OBJECTIVE: From the listing below, extract each entry exactly as written, minus the images.

#### INPUT ####

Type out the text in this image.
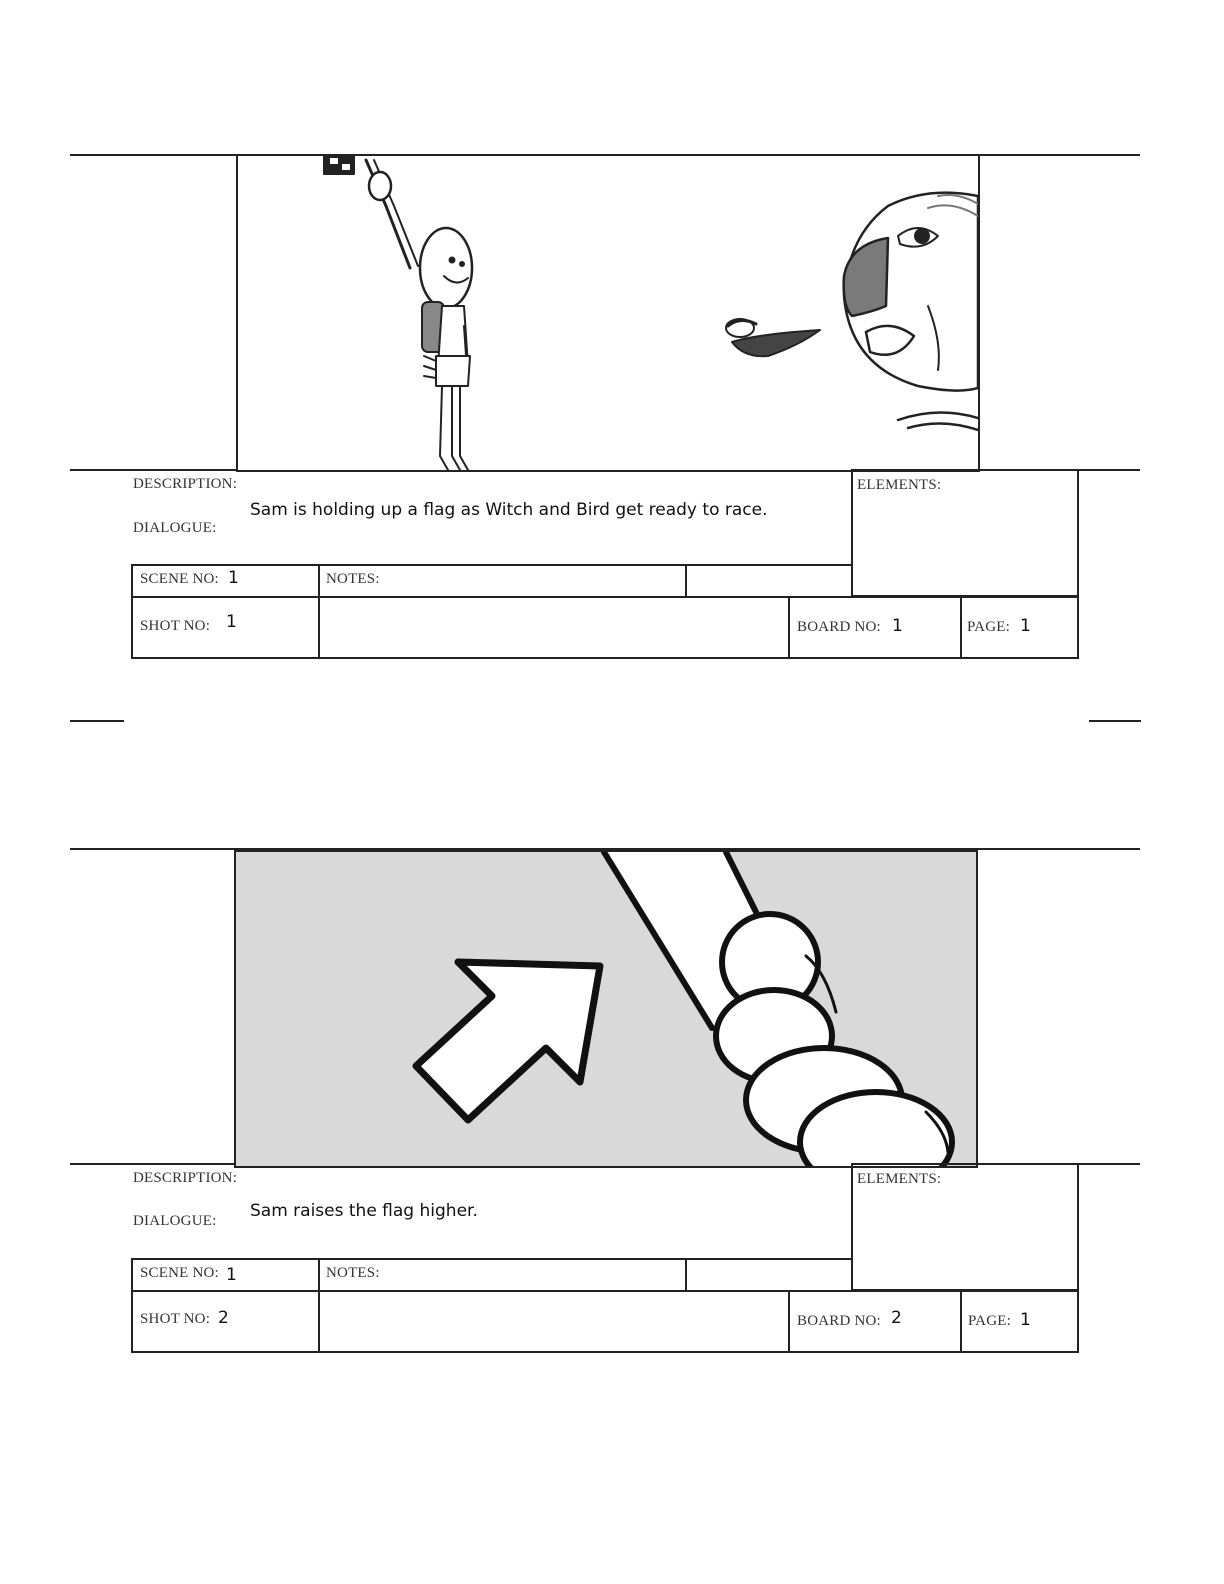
DESCRIPTION:
DIALOGUE:
Sam is holding up a flag as Witch and Bird get ready to race.
ELEMENTS:
SCENE NO: 1	NOTES:
SHOT NO: 1	BOARD NO: 1	PAGE: 1
DESCRIPTION:
DIALOGUE: Sam raises the flag higher.
ELEMENTS:
SCENE NO: 1	NOTES:
SHOT NO: 2	BOARD NO: 2	PAGE: 1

####

RESULT BELOW:
Type out the text in this image.
DESCRIPTION:
DIALOGUE:
Sam is holding up a flag as Witch and Bird get ready to race.
ELEMENTS:
SCENE NO: 1	NOTES:
SHOT NO: 1	BOARD NO: 1	PAGE: 1
DESCRIPTION:
DIALOGUE: Sam raises the flag higher.
ELEMENTS:
SCENE NO: 1	NOTES:
SHOT NO: 2	BOARD NO: 2	PAGE: 1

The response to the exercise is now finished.